(STATED TASK): Tally the lines in the records underneath that contain the string "anul", and state the figure by itself.

--- START OF RECORDS ---

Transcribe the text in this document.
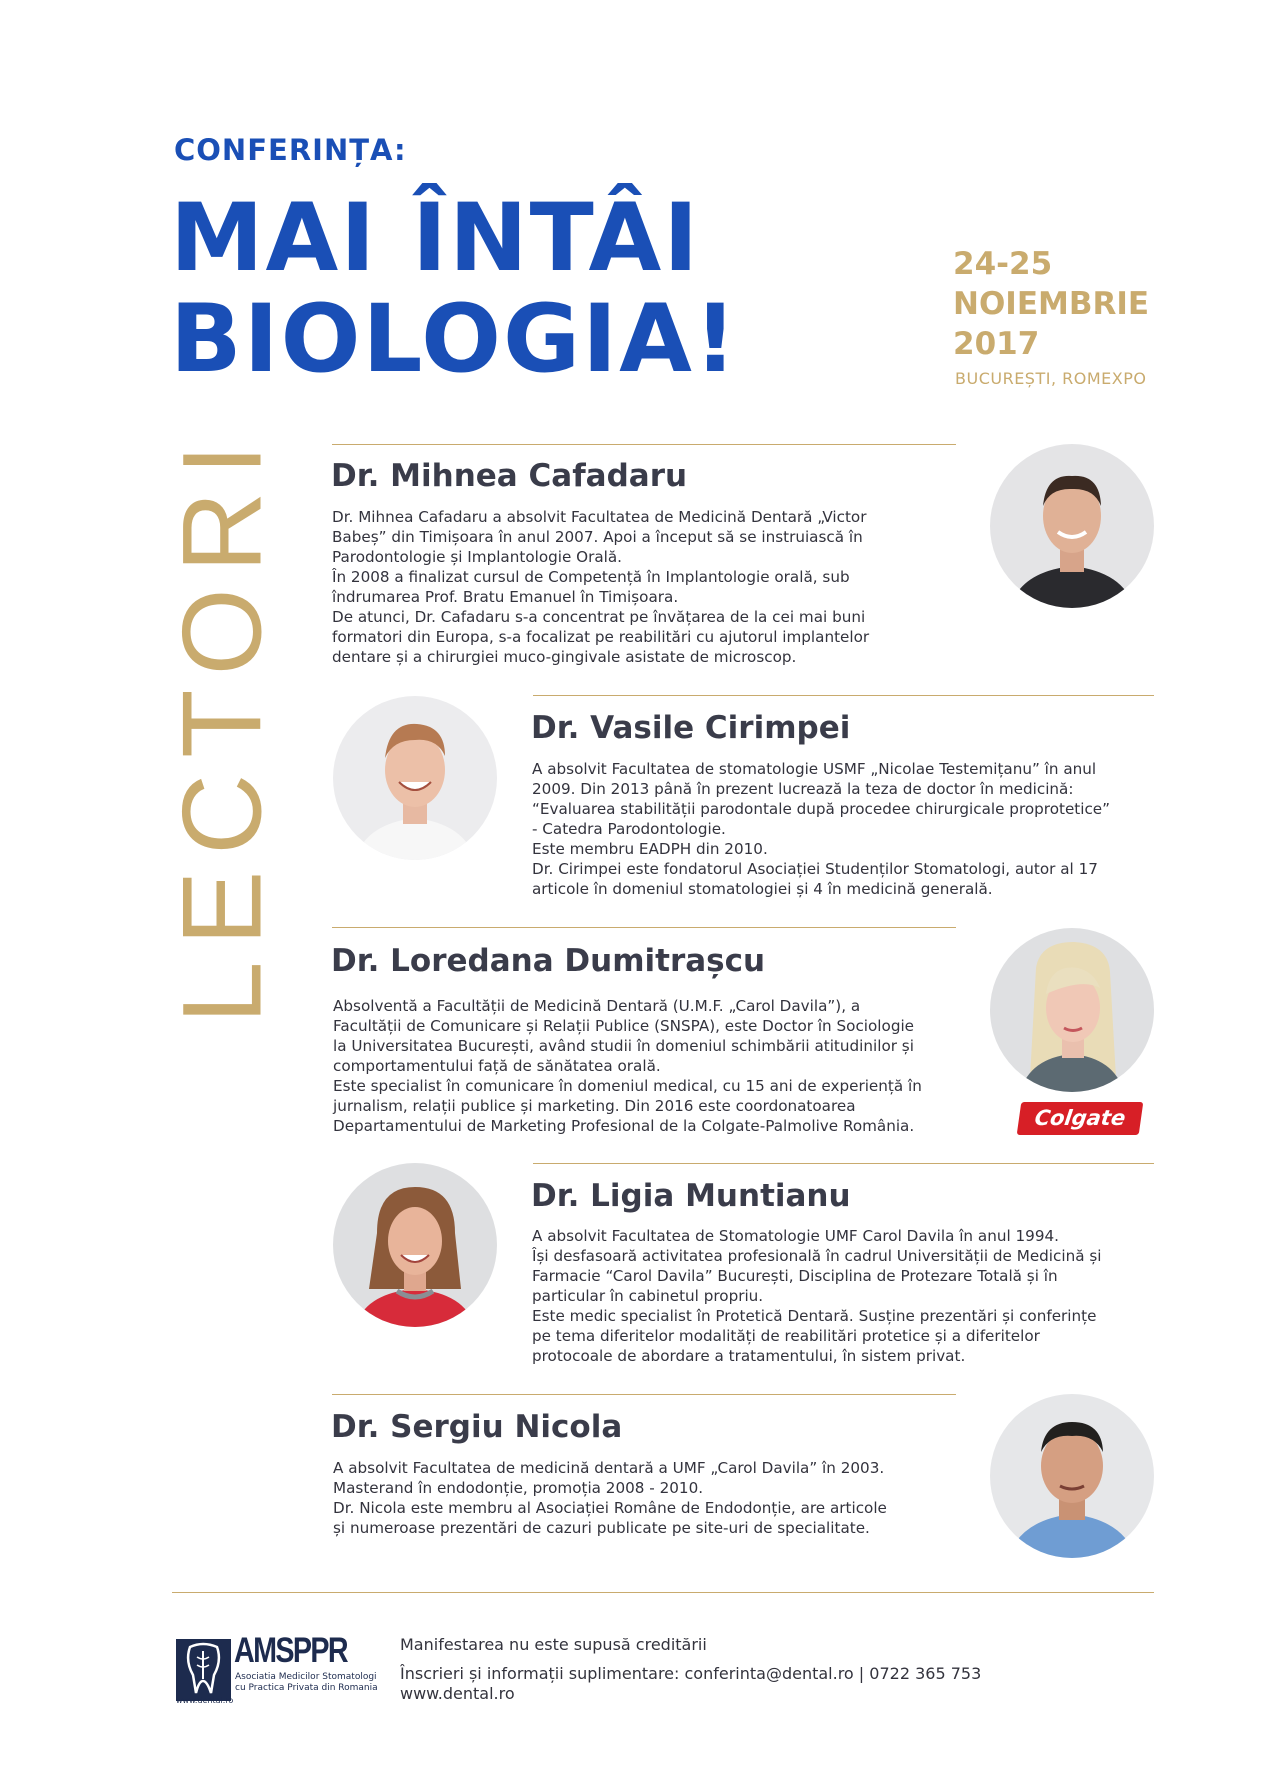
CONFERINȚA:
MAI ÎNTÂI
BIOLOGIA!
24-25
NOIEMBRIE
2017
BUCUREȘTI, ROMEXPO
LECTORI Dr. Mihnea Cafadaru

Dr. Mihnea Cafadaru a absolvit Facultatea de Medicină Dentară „Victor

Babeș” din Timișoara în anul 2007. Apoi a început să se instruiască în

Parodontologie și Implantologie Orală.

În 2008 a finalizat cursul de Competență în Implantologie orală, sub

îndrumarea Prof. Bratu Emanuel în Timișoara.

De atunci, Dr. Cafadaru s-a concentrat pe învățarea de la cei mai buni

formatori din Europa, s-a focalizat pe reabilitări cu ajutorul implantelor

dentare și a chirurgiei muco-gingivale asistate de microscop.

Dr. Vasile Cirimpei

A absolvit Facultatea de stomatologie USMF „Nicolae Testemițanu” în anul

2009. Din 2013 până în prezent lucrează la teza de doctor în medicină:

“Evaluarea stabilității parodontale după procedee chirurgicale proprotetice”

- Catedra Parodontologie.

Este membru EADPH din 2010.

Dr. Cirimpei este fondatorul Asociației Studenților Stomatologi, autor al 17

articole în domeniul stomatologiei și 4 în medicină generală.

Dr. Loredana Dumitrașcu

Absolventă a Facultății de Medicină Dentară (U.M.F. „Carol Davila”), a

Facultății de Comunicare și Relații Publice (SNSPA), este Doctor în Sociologie

la Universitatea București, având studii în domeniul schimbării atitudinilor și

comportamentului față de sănătatea orală.

Este specialist în comunicare în domeniul medical, cu 15 ani de experiență în

jurnalism, relații publice și marketing. Din 2016 este coordonatoarea

Departamentului de Marketing Profesional de la Colgate-Palmolive România.	Colgate
Dr. Ligia Muntianu

A absolvit Facultatea de Stomatologie UMF Carol Davila în anul 1994.

Își desfasoară activitatea profesională în cadrul Universității de Medicină și

Farmacie “Carol Davila” București, Disciplina de Protezare Totală și în

particular în cabinetul propriu.

Este medic specialist în Protetică Dentară. Susține prezentări și conferințe

pe tema diferitelor modalități de reabilitări protetice și a diferitelor

protocoale de abordare a tratamentului, în sistem privat.

Dr. Sergiu Nicola

A absolvit Facultatea de medicină dentară a UMF „Carol Davila” în 2003.

Masterand în endodonție, promoția 2008 - 2010.

Dr. Nicola este membru al Asociației Române de Endodonție, are articole

și numeroase prezentări de cazuri publicate pe site-uri de specialitate.

AMSPPR
Asociatia Medicilor Stomatologi
cu Practica Privata din Romania
www.dental.ro
Manifestarea nu este supusă creditării
Înscrieri și informații suplimentare: conferinta@dental.ro | 0722 365 753
www.dental.ro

--- END OF RECORDS ---

(RESULT OF THE EXERCISE): 3